EXERCISE DIRECTIONS:
Show each line of the material below that contains the string "most", counting only matches with the same capitalization.

RAW DATA:
***

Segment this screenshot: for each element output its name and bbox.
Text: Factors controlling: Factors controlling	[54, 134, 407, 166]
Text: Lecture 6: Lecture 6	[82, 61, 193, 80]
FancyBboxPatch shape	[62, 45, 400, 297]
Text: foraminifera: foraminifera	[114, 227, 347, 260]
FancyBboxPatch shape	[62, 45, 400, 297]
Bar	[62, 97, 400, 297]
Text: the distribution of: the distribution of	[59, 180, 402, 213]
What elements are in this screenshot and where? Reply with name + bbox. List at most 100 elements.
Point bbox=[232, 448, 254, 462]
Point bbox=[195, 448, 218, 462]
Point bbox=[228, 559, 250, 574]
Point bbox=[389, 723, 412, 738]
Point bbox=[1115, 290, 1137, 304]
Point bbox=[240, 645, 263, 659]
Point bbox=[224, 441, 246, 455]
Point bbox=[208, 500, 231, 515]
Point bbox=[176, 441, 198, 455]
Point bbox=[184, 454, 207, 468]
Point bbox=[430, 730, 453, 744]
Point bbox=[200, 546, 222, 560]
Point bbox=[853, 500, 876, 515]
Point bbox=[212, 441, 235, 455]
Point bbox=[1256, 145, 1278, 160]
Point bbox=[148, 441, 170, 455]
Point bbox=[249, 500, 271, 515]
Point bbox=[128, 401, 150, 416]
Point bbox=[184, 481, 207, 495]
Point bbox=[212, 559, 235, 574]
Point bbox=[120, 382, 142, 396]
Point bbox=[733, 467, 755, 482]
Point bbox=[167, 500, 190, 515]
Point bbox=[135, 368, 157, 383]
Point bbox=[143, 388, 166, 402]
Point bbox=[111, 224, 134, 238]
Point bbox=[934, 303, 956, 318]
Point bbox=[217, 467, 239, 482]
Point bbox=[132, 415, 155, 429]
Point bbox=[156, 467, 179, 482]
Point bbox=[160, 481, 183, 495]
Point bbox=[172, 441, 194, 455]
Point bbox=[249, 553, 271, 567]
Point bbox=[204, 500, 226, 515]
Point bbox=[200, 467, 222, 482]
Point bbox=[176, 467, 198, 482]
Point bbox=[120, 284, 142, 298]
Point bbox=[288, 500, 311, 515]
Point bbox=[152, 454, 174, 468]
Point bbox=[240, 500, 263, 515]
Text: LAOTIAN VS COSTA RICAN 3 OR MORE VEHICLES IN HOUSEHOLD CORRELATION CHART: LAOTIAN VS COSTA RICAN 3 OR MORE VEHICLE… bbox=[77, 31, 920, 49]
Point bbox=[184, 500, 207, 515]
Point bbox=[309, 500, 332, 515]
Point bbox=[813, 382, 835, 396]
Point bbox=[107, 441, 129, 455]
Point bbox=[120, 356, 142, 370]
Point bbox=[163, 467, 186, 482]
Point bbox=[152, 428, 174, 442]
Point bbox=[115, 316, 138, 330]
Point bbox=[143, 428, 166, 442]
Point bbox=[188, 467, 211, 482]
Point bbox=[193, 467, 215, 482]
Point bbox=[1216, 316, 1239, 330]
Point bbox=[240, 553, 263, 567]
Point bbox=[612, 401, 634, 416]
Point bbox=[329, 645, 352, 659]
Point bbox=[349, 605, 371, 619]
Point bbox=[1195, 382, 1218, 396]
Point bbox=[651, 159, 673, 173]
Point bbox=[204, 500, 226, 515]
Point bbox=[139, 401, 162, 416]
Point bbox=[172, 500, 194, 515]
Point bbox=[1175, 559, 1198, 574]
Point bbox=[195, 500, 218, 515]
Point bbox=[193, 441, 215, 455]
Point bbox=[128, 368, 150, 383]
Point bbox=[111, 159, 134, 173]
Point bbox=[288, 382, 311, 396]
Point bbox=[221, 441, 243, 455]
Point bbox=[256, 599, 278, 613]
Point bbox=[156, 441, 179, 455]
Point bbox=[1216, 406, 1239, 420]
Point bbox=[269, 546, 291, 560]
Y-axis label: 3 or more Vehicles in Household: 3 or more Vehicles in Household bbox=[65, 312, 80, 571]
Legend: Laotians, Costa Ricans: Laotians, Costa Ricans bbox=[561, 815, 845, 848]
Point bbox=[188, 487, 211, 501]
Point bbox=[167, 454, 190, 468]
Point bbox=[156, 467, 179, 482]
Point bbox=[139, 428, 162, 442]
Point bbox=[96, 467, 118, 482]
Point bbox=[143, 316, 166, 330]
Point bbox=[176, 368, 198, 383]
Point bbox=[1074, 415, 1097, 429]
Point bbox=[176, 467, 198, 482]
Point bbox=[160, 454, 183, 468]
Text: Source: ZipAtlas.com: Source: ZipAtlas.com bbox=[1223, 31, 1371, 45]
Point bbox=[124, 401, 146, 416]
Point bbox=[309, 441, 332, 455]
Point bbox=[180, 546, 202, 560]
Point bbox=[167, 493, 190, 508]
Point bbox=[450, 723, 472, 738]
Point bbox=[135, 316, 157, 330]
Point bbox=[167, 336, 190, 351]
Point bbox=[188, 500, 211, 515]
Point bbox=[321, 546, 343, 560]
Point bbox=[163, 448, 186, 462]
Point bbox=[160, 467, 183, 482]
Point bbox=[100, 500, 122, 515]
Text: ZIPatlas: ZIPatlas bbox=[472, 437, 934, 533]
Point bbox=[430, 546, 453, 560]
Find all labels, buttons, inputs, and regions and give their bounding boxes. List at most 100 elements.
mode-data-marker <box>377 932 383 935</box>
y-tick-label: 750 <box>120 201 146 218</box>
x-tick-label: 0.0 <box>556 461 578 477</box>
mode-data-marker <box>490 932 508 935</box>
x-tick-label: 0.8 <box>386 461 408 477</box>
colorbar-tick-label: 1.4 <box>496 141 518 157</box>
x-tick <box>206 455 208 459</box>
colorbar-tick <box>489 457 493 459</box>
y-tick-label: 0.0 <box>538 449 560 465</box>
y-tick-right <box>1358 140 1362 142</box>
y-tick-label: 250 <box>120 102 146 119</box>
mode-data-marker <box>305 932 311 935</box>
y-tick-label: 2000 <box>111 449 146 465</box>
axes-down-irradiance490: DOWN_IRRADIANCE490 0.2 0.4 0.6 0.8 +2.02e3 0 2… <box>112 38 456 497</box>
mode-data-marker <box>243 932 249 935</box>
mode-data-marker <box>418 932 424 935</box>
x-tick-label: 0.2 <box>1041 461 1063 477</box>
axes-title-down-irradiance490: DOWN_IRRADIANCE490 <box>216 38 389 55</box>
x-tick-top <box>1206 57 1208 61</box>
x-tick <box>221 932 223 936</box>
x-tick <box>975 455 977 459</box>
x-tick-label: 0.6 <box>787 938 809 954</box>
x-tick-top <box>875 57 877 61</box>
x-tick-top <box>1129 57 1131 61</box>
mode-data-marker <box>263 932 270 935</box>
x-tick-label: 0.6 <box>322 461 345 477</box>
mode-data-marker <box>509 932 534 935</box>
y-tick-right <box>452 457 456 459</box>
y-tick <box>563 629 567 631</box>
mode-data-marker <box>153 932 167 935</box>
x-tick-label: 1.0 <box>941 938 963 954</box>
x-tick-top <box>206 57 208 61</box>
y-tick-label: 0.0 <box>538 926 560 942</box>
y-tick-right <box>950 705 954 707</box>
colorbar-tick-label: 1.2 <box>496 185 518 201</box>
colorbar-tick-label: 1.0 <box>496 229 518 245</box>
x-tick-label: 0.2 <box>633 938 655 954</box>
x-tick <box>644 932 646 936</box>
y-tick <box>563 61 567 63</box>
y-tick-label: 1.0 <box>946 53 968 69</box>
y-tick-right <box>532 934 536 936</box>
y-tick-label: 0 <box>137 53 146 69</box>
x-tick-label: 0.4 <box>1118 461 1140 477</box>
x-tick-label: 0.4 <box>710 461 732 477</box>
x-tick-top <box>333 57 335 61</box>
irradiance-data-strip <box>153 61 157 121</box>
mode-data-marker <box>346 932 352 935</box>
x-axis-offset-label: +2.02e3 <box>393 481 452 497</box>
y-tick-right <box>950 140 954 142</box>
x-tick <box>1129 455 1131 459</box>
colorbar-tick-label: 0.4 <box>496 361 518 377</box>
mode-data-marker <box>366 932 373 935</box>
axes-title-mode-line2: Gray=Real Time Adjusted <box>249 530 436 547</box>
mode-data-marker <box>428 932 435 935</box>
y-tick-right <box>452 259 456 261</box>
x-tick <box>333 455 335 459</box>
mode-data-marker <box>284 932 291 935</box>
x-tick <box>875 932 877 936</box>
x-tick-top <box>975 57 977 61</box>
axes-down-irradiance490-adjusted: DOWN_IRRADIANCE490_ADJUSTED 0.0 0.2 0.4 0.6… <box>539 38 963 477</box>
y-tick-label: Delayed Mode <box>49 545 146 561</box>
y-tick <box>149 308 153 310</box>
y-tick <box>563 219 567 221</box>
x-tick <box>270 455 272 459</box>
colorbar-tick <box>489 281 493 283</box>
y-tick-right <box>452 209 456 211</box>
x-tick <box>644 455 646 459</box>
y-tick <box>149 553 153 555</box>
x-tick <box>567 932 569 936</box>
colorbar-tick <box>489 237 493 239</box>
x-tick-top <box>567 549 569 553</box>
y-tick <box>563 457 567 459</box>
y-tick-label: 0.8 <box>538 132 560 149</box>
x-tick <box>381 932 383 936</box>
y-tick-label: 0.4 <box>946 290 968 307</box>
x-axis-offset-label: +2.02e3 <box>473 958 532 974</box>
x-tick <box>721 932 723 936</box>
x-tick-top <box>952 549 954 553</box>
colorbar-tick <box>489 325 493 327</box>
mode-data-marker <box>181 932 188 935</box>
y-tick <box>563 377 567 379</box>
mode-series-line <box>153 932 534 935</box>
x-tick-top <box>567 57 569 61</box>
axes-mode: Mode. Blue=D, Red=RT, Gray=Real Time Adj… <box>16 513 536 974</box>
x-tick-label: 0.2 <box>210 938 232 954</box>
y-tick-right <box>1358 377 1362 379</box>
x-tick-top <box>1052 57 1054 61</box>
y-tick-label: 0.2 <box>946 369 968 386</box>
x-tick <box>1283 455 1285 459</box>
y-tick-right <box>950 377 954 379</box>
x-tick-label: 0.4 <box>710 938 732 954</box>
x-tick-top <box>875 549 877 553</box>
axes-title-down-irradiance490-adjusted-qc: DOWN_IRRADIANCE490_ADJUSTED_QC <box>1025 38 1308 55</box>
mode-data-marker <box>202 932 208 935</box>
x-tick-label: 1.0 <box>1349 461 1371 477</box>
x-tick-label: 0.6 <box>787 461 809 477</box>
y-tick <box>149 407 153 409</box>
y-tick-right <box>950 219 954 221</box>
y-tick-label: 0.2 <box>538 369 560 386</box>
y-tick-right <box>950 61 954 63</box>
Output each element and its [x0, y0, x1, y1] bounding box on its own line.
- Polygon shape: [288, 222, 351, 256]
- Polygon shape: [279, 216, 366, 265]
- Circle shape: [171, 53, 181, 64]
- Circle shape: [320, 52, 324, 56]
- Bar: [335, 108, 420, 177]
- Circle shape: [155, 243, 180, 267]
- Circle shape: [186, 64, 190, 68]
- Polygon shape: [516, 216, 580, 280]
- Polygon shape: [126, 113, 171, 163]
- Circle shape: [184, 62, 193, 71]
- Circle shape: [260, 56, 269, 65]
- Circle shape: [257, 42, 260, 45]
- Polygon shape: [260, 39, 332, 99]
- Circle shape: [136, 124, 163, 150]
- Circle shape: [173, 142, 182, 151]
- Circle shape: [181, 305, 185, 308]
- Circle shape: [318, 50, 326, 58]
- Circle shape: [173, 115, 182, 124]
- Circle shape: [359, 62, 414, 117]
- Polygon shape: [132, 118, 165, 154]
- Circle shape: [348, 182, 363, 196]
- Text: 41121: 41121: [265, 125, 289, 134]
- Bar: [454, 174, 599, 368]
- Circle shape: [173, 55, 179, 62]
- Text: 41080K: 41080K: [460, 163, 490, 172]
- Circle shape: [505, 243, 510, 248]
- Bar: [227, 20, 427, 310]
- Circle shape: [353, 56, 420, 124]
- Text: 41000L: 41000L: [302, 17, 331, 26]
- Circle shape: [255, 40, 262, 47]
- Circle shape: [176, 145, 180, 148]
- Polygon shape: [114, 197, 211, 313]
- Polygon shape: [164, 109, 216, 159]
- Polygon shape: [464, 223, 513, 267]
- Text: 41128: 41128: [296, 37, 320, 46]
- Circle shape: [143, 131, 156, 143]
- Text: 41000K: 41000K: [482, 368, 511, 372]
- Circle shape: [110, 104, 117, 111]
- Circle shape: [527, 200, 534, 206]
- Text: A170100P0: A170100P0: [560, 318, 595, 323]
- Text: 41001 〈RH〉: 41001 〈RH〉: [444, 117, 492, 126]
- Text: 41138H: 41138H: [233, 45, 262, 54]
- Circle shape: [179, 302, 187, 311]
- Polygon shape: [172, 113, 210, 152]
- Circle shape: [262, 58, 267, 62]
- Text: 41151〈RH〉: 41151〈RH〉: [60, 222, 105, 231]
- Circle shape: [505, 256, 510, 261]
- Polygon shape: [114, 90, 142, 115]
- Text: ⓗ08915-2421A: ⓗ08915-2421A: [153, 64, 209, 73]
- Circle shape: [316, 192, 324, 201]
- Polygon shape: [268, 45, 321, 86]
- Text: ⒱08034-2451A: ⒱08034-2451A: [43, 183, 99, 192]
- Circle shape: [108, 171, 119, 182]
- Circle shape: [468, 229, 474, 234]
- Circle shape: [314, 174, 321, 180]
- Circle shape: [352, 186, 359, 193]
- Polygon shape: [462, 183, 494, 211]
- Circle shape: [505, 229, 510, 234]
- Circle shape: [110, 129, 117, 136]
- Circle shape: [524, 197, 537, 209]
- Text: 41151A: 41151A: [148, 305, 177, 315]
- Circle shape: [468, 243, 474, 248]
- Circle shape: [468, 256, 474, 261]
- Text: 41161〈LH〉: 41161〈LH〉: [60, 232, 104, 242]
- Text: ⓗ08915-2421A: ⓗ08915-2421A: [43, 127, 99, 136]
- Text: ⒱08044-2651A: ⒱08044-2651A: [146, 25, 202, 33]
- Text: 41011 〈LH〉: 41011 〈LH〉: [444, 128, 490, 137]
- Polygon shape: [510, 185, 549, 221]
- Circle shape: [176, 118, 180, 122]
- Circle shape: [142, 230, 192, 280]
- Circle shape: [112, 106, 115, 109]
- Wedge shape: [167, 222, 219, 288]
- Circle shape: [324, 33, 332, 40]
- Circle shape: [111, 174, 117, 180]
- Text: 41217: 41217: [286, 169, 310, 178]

***

ANSWER BELOW:
What elements are in this screenshot and where? Reply with name + bbox. List at most 100 elements.
Find all labels, buttons, inputs, and regions and give their bounding boxes. List at most 100 elements.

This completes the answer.